Write out the complete material exactly as it stands.

++++++++

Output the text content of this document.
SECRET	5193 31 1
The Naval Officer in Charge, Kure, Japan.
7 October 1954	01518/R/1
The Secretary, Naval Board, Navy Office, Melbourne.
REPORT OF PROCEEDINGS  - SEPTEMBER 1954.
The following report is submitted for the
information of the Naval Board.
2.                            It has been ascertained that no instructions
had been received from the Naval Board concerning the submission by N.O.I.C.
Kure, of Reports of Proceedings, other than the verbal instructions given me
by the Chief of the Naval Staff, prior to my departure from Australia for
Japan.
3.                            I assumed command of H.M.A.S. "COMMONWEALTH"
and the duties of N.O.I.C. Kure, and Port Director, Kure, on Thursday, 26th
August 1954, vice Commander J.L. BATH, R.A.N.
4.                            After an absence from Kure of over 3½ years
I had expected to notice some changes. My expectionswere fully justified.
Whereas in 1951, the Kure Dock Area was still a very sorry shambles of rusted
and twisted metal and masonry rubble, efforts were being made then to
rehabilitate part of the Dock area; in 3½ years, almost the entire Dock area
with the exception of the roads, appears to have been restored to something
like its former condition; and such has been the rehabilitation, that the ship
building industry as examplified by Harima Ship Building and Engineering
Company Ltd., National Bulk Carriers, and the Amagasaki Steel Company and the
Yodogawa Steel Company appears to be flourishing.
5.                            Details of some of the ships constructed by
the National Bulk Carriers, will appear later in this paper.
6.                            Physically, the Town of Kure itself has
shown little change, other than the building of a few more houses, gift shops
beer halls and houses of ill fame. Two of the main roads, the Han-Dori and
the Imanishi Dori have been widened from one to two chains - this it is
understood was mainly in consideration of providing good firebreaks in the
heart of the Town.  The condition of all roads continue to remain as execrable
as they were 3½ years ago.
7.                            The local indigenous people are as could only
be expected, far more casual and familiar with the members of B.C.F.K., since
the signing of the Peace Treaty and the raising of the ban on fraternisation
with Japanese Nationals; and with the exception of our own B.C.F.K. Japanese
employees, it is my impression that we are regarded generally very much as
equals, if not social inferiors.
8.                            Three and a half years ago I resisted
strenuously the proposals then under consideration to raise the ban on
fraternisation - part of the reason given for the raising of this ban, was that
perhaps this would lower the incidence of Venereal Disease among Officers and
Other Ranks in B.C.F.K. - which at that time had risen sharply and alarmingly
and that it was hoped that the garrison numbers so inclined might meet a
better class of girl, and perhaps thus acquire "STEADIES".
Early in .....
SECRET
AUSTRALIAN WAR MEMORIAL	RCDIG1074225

++++++++

▶ **Task answer**
Output the text content of this document.
SECRET	5193 31 1
The Naval Officer in Charge, Kure, Japan.
7 October 1954	01518/R/1
The Secretary, Naval Board, Navy Office, Melbourne.
REPORT OF PROCEEDINGS  - SEPTEMBER 1954.
The following report is submitted for the
information of the Naval Board.
2.                            It has been ascertained that no instructions
had been received from the Naval Board concerning the submission by N.O.I.C.
Kure, of Reports of Proceedings, other than the verbal instructions given me
by the Chief of the Naval Staff, prior to my departure from Australia for
Japan.
3.                            I assumed command of H.M.A.S. "COMMONWEALTH"
and the duties of N.O.I.C. Kure, and Port Director, Kure, on Thursday, 26th
August 1954, vice Commander J.L. BATH, R.A.N.
4.                            After an absence from Kure of over 3½ years
I had expected to notice some changes. My expectionswere fully justified.
Whereas in 1951, the Kure Dock Area was still a very sorry shambles of rusted
and twisted metal and masonry rubble, efforts were being made then to
rehabilitate part of the Dock area; in 3½ years, almost the entire Dock area
with the exception of the roads, appears to have been restored to something
like its former condition; and such has been the rehabilitation, that the ship
building industry as examplified by Harima Ship Building and Engineering
Company Ltd., National Bulk Carriers, and the Amagasaki Steel Company and the
Yodogawa Steel Company appears to be flourishing.
5.                            Details of some of the ships constructed by
the National Bulk Carriers, will appear later in this paper.
6.                            Physically, the Town of Kure itself has
shown little change, other than the building of a few more houses, gift shops
beer halls and houses of ill fame. Two of the main roads, the Han-Dori and
the Imanishi Dori have been widened from one to two chains - this it is
understood was mainly in consideration of providing good firebreaks in the
heart of the Town.  The condition of all roads continue to remain as execrable
as they were 3½ years ago.
7.                            The local indigenous people are as could only
be expected, far more casual and familiar with the members of B.C.F.K., since
the signing of the Peace Treaty and the raising of the ban on fraternisation
with Japanese Nationals; and with the exception of our own B.C.F.K. Japanese
employees, it is my impression that we are regarded generally very much as
equals, if not social inferiors.
8.                            Three and a half years ago I resisted
strenuously the proposals then under consideration to raise the ban on
fraternisation - part of the reason given for the raising of this ban, was that
perhaps this would lower the incidence of Venereal Disease among Officers and
Other Ranks in B.C.F.K. - which at that time had risen sharply and alarmingly
and that it was hoped that the garrison numbers so inclined might meet a
better class of girl, and perhaps thus acquire "STEADIES".
Early in .....
SECRET
AUSTRALIAN WAR MEMORIAL	RCDIG1074225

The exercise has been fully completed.